TASK DETAILS: Each record below must be returned exactly as shown.

SUPPLIED MATERIAL:
-- Begin --
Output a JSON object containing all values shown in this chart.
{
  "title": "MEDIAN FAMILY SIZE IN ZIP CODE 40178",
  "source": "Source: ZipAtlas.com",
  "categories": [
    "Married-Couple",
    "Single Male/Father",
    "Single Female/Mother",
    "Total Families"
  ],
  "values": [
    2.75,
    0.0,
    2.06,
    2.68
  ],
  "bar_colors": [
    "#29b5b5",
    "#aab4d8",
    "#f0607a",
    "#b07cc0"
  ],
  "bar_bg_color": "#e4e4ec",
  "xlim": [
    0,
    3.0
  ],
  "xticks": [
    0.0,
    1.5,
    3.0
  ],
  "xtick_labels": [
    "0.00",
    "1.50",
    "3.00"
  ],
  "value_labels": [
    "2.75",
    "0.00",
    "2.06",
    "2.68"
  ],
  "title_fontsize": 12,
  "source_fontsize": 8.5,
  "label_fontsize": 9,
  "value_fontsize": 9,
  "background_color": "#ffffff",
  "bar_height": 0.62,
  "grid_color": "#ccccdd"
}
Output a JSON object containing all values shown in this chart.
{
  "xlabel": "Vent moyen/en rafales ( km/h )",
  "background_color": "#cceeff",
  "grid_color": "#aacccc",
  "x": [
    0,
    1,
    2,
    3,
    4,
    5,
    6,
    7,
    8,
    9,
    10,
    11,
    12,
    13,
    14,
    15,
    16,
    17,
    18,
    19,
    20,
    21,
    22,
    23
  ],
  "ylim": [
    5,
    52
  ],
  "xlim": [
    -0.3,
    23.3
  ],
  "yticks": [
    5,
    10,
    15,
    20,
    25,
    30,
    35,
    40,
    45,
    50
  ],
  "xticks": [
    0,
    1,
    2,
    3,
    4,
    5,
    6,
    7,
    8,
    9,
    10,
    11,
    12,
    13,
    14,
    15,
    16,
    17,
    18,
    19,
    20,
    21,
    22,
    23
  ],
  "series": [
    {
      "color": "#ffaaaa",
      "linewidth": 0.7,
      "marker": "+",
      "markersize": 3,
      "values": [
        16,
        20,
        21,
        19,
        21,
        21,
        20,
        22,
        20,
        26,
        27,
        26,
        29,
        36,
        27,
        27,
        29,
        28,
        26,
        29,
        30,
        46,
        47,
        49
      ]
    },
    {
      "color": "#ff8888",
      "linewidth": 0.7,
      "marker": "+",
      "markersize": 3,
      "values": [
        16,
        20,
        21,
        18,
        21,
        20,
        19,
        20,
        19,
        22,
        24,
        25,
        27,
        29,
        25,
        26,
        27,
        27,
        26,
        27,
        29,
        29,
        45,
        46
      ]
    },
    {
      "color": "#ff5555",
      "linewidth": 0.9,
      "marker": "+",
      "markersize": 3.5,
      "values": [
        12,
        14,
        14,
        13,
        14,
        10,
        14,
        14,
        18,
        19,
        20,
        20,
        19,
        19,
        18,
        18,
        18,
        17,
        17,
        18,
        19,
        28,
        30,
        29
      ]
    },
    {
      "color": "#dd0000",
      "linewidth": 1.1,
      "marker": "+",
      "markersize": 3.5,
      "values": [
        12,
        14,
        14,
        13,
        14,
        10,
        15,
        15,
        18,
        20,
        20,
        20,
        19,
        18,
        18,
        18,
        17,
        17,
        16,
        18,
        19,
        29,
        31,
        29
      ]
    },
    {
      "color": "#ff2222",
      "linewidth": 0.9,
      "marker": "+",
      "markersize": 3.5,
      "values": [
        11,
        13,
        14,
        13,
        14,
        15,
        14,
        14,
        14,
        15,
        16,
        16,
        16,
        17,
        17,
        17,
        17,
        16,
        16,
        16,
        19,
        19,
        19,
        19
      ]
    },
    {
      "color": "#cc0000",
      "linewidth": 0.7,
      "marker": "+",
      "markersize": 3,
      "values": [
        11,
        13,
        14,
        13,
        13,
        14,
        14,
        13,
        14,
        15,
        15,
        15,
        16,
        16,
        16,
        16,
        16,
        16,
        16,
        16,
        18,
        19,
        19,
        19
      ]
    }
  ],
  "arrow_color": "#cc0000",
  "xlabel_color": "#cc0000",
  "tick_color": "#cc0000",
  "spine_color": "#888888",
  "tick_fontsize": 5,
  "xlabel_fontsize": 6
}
-- End --
SOLUTION TO THIS TASK:
Output a JSON object containing all values shown in this chart.
{
  "title": "MEDIAN FAMILY SIZE IN ZIP CODE 40178",
  "source": "Source: ZipAtlas.com",
  "categories": [
    "Married-Couple",
    "Single Male/Father",
    "Single Female/Mother",
    "Total Families"
  ],
  "values": [
    2.75,
    0.0,
    2.06,
    2.68
  ],
  "bar_colors": [
    "#29b5b5",
    "#aab4d8",
    "#f0607a",
    "#b07cc0"
  ],
  "bar_bg_color": "#e4e4ec",
  "xlim": [
    0,
    3.0
  ],
  "xticks": [
    0.0,
    1.5,
    3.0
  ],
  "xtick_labels": [
    "0.00",
    "1.50",
    "3.00"
  ],
  "value_labels": [
    "2.75",
    "0.00",
    "2.06",
    "2.68"
  ],
  "title_fontsize": 12,
  "source_fontsize": 8.5,
  "label_fontsize": 9,
  "value_fontsize": 9,
  "background_color": "#ffffff",
  "bar_height": 0.62,
  "grid_color": "#ccccdd"
}
Output a JSON object containing all values shown in this chart.
{
  "xlabel": "Vent moyen/en rafales ( km/h )",
  "background_color": "#cceeff",
  "grid_color": "#aacccc",
  "x": [
    0,
    1,
    2,
    3,
    4,
    5,
    6,
    7,
    8,
    9,
    10,
    11,
    12,
    13,
    14,
    15,
    16,
    17,
    18,
    19,
    20,
    21,
    22,
    23
  ],
  "ylim": [
    5,
    52
  ],
  "xlim": [
    -0.3,
    23.3
  ],
  "yticks": [
    5,
    10,
    15,
    20,
    25,
    30,
    35,
    40,
    45,
    50
  ],
  "xticks": [
    0,
    1,
    2,
    3,
    4,
    5,
    6,
    7,
    8,
    9,
    10,
    11,
    12,
    13,
    14,
    15,
    16,
    17,
    18,
    19,
    20,
    21,
    22,
    23
  ],
  "series": [
    {
      "color": "#ffaaaa",
      "linewidth": 0.7,
      "marker": "+",
      "markersize": 3,
      "values": [
        16,
        20,
        21,
        19,
        21,
        21,
        20,
        22,
        20,
        26,
        27,
        26,
        29,
        36,
        27,
        27,
        29,
        28,
        26,
        29,
        30,
        46,
        47,
        49
      ]
    },
    {
      "color": "#ff8888",
      "linewidth": 0.7,
      "marker": "+",
      "markersize": 3,
      "values": [
        16,
        20,
        21,
        18,
        21,
        20,
        19,
        20,
        19,
        22,
        24,
        25,
        27,
        29,
        25,
        26,
        27,
        27,
        26,
        27,
        29,
        29,
        45,
        46
      ]
    },
    {
      "color": "#ff5555",
      "linewidth": 0.9,
      "marker": "+",
      "markersize": 3.5,
      "values": [
        12,
        14,
        14,
        13,
        14,
        10,
        14,
        14,
        18,
        19,
        20,
        20,
        19,
        19,
        18,
        18,
        18,
        17,
        17,
        18,
        19,
        28,
        30,
        29
      ]
    },
    {
      "color": "#dd0000",
      "linewidth": 1.1,
      "marker": "+",
      "markersize": 3.5,
      "values": [
        12,
        14,
        14,
        13,
        14,
        10,
        15,
        15,
        18,
        20,
        20,
        20,
        19,
        18,
        18,
        18,
        17,
        17,
        16,
        18,
        19,
        29,
        31,
        29
      ]
    },
    {
      "color": "#ff2222",
      "linewidth": 0.9,
      "marker": "+",
      "markersize": 3.5,
      "values": [
        11,
        13,
        14,
        13,
        14,
        15,
        14,
        14,
        14,
        15,
        16,
        16,
        16,
        17,
        17,
        17,
        17,
        16,
        16,
        16,
        19,
        19,
        19,
        19
      ]
    },
    {
      "color": "#cc0000",
      "linewidth": 0.7,
      "marker": "+",
      "markersize": 3,
      "values": [
        11,
        13,
        14,
        13,
        13,
        14,
        14,
        13,
        14,
        15,
        15,
        15,
        16,
        16,
        16,
        16,
        16,
        16,
        16,
        16,
        18,
        19,
        19,
        19
      ]
    }
  ],
  "arrow_color": "#cc0000",
  "xlabel_color": "#cc0000",
  "tick_color": "#cc0000",
  "spine_color": "#888888",
  "tick_fontsize": 5,
  "xlabel_fontsize": 6
}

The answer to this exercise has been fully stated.